[start THE DATA]
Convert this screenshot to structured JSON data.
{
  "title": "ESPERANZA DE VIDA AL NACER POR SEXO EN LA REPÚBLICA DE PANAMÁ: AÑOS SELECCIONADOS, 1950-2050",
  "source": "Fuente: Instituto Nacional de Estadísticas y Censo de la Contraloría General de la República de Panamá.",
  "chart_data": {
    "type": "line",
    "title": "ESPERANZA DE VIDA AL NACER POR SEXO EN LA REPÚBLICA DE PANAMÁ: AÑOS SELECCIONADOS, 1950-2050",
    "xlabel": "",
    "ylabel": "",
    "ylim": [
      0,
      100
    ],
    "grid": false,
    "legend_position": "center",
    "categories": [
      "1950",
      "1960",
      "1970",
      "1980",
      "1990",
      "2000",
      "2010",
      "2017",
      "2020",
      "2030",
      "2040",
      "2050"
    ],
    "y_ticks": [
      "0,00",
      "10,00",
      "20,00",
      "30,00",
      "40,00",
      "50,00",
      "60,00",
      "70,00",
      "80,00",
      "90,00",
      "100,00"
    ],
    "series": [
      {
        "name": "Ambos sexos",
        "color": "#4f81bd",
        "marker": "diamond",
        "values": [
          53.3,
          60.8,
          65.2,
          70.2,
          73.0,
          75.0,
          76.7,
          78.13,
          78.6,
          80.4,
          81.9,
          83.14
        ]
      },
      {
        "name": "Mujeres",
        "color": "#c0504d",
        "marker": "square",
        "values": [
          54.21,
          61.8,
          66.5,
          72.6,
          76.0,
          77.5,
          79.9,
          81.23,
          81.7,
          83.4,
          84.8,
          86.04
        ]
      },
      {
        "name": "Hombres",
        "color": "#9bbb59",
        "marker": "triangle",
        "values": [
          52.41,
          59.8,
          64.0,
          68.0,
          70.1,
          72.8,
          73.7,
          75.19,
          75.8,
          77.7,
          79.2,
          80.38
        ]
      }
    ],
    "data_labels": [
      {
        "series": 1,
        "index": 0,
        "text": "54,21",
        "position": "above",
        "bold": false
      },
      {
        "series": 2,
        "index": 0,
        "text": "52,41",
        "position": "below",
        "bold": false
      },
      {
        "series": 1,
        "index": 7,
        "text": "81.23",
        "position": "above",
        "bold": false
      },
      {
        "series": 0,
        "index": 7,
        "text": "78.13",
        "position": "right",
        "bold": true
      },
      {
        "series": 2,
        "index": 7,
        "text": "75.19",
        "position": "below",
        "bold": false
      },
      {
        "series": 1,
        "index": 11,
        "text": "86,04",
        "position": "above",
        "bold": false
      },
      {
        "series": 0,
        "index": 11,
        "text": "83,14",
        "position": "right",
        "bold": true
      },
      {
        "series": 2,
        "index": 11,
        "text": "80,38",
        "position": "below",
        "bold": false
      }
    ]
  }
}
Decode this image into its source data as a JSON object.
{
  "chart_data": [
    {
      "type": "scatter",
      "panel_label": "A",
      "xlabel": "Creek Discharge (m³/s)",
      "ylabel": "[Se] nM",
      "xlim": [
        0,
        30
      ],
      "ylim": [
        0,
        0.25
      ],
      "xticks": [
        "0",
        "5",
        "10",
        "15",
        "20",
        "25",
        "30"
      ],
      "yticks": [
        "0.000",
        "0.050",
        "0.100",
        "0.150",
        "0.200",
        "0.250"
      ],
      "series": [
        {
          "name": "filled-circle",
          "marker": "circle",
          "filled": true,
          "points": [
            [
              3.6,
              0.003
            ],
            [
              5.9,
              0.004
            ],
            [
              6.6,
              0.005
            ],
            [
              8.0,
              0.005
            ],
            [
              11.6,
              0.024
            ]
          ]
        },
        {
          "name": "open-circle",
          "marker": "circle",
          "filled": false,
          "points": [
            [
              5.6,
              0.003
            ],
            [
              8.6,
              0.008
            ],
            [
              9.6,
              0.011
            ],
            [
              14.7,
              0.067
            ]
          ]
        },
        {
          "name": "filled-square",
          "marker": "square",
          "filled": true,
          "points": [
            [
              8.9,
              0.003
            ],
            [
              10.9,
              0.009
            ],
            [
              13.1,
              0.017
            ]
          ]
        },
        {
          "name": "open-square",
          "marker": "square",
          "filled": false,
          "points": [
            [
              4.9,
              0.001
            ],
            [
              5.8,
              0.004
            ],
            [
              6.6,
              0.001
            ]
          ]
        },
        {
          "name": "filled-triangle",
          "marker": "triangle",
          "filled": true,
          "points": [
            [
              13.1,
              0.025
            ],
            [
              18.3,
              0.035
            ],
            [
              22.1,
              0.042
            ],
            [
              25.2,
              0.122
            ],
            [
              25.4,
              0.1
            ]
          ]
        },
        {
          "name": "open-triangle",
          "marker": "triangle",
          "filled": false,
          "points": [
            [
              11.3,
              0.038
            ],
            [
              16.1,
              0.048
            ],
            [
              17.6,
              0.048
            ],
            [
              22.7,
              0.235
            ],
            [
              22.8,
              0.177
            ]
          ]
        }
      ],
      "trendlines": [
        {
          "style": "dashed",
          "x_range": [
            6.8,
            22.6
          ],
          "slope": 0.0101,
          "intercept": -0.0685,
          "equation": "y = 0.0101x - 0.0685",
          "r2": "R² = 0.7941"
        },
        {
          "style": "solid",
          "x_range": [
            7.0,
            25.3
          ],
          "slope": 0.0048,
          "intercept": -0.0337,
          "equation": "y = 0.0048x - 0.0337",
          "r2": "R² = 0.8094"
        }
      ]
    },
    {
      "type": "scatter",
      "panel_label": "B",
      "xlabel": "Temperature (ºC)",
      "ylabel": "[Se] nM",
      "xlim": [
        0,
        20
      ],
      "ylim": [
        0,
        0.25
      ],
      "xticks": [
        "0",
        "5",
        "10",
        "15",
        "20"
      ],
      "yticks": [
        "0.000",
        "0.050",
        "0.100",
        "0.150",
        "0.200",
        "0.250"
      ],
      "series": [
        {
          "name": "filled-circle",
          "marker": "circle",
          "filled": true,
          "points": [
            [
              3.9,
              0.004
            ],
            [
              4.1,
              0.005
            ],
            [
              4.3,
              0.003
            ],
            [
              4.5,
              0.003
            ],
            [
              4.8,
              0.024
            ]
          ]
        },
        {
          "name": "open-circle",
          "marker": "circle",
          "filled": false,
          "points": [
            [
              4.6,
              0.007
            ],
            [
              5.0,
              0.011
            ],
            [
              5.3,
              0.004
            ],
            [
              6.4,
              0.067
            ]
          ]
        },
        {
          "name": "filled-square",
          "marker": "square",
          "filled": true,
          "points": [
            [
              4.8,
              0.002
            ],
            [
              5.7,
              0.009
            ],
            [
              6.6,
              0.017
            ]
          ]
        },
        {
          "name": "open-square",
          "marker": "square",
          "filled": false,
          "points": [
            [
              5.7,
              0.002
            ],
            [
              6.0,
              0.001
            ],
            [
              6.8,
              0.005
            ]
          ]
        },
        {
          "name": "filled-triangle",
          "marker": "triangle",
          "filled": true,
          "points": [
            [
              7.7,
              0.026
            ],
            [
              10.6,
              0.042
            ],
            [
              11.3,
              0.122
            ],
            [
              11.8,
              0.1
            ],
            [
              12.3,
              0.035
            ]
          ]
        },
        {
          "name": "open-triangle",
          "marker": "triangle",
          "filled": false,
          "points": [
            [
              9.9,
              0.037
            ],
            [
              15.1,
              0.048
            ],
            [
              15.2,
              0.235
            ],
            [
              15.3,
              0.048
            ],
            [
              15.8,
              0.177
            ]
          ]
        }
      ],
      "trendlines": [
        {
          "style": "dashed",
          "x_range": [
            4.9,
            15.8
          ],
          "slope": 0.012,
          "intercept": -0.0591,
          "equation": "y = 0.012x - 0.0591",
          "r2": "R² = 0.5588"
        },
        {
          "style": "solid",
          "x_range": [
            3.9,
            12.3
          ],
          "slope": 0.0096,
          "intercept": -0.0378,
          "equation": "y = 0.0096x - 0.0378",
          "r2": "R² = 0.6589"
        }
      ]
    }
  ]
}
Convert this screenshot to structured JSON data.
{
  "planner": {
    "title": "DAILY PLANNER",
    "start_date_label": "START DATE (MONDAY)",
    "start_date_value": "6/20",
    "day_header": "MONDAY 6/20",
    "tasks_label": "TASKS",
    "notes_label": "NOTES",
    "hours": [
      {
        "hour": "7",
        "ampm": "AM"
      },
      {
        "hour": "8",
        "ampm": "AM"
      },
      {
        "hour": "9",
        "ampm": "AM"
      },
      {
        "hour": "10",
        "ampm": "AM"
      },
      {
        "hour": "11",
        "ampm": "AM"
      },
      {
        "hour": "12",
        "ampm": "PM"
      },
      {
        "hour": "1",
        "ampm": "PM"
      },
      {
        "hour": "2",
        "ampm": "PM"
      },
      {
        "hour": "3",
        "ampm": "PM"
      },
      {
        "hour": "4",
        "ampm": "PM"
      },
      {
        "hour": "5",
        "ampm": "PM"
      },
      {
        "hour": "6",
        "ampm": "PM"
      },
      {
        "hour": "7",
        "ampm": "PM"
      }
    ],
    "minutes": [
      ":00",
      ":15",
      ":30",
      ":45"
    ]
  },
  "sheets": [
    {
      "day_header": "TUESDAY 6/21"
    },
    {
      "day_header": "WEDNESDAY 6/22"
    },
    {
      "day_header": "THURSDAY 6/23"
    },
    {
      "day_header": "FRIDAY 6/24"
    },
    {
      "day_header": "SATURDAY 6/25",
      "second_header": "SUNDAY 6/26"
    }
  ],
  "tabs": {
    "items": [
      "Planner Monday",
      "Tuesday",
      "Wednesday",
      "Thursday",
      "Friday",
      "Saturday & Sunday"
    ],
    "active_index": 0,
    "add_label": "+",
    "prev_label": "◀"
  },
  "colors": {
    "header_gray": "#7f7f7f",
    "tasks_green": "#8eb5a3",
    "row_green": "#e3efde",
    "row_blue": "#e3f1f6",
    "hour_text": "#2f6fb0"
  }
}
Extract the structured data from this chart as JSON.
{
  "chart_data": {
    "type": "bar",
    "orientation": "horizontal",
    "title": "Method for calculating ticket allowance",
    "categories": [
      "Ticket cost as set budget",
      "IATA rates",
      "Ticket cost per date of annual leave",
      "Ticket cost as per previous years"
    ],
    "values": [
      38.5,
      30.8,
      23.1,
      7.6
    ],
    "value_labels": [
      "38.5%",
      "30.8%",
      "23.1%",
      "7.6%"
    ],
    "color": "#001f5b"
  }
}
[end THE DATA]
▸ TASK TO CARRY OUT
Copy exactly, and only, the lines from the one containing "Extract the structured" through the last line of the listing.

▸ THE OUTPUT
Extract the structured data from this chart as JSON.
{
  "chart_data": {
    "type": "bar",
    "orientation": "horizontal",
    "title": "Method for calculating ticket allowance",
    "categories": [
      "Ticket cost as set budget",
      "IATA rates",
      "Ticket cost per date of annual leave",
      "Ticket cost as per previous years"
    ],
    "values": [
      38.5,
      30.8,
      23.1,
      7.6
    ],
    "value_labels": [
      "38.5%",
      "30.8%",
      "23.1%",
      "7.6%"
    ],
    "color": "#001f5b"
  }
}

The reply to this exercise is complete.